Entries with figure data:
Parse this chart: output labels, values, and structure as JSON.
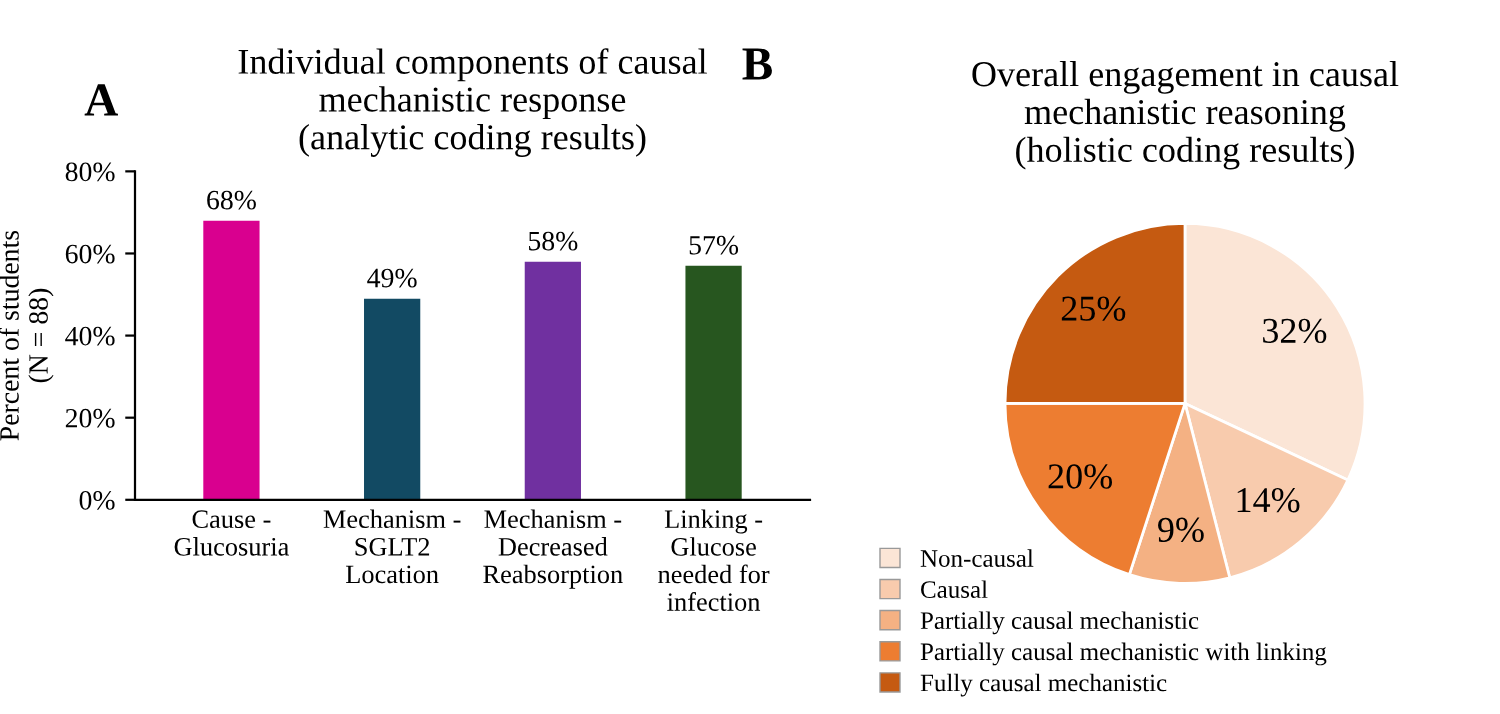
{
  "chart_data": [
    {
      "type": "bar",
      "title": "Individual components of causal\nmechanistic response\n(analytic coding results)",
      "ylabel": "Percent of students\n(N = 88)",
      "annotations": [
        "A"
      ],
      "categories": [
        "Cause -\nGlucosuria",
        "Mechanism -\nSGLT2\nLocation",
        "Mechanism -\nDecreased\nReabsorption",
        "Linking -\nGlucose\nneeded for\ninfection"
      ],
      "values": [
        68,
        49,
        58,
        57
      ],
      "colors": [
        "#d9008f",
        "#124a63",
        "#7030a0",
        "#27561f"
      ],
      "value_labels": [
        "68%",
        "49%",
        "58%",
        "57%"
      ],
      "ylim": [
        0,
        80
      ],
      "yticks": [
        {
          "value": 0,
          "label": "0%"
        },
        {
          "value": 20,
          "label": "20%"
        },
        {
          "value": 40,
          "label": "40%"
        },
        {
          "value": 60,
          "label": "60%"
        },
        {
          "value": 80,
          "label": "80%"
        }
      ],
      "grid": false
    },
    {
      "type": "pie",
      "title": "Overall engagement in causal\nmechanistic reasoning\n(holistic coding results)",
      "annotations": [
        "B"
      ],
      "categories": [
        "Non-causal",
        "Causal",
        "Partially causal mechanistic",
        "Partially causal mechanistic with linking",
        "Fully causal mechanistic"
      ],
      "values": [
        32,
        14,
        9,
        20,
        25
      ],
      "colors": [
        "#fbe5d6",
        "#f8cbad",
        "#f4b183",
        "#ed7d31",
        "#c55a11"
      ],
      "value_labels": [
        "32%",
        "14%",
        "9%",
        "20%",
        "25%"
      ],
      "legend": "bottom left"
    }
  ]
}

TASK OBJECTIVE ->
All of the entries above should be duplicated exactly, except for the pictures.

TASK RESPONSE ->
Parse this chart: output labels, values, and structure as JSON.
{
  "chart_data": [
    {
      "type": "bar",
      "title": "Individual components of causal\nmechanistic response\n(analytic coding results)",
      "ylabel": "Percent of students\n(N = 88)",
      "annotations": [
        "A"
      ],
      "categories": [
        "Cause -\nGlucosuria",
        "Mechanism -\nSGLT2\nLocation",
        "Mechanism -\nDecreased\nReabsorption",
        "Linking -\nGlucose\nneeded for\ninfection"
      ],
      "values": [
        68,
        49,
        58,
        57
      ],
      "colors": [
        "#d9008f",
        "#124a63",
        "#7030a0",
        "#27561f"
      ],
      "value_labels": [
        "68%",
        "49%",
        "58%",
        "57%"
      ],
      "ylim": [
        0,
        80
      ],
      "yticks": [
        {
          "value": 0,
          "label": "0%"
        },
        {
          "value": 20,
          "label": "20%"
        },
        {
          "value": 40,
          "label": "40%"
        },
        {
          "value": 60,
          "label": "60%"
        },
        {
          "value": 80,
          "label": "80%"
        }
      ],
      "grid": false
    },
    {
      "type": "pie",
      "title": "Overall engagement in causal\nmechanistic reasoning\n(holistic coding results)",
      "annotations": [
        "B"
      ],
      "categories": [
        "Non-causal",
        "Causal",
        "Partially causal mechanistic",
        "Partially causal mechanistic with linking",
        "Fully causal mechanistic"
      ],
      "values": [
        32,
        14,
        9,
        20,
        25
      ],
      "colors": [
        "#fbe5d6",
        "#f8cbad",
        "#f4b183",
        "#ed7d31",
        "#c55a11"
      ],
      "value_labels": [
        "32%",
        "14%",
        "9%",
        "20%",
        "25%"
      ],
      "legend": "bottom left"
    }
  ]
}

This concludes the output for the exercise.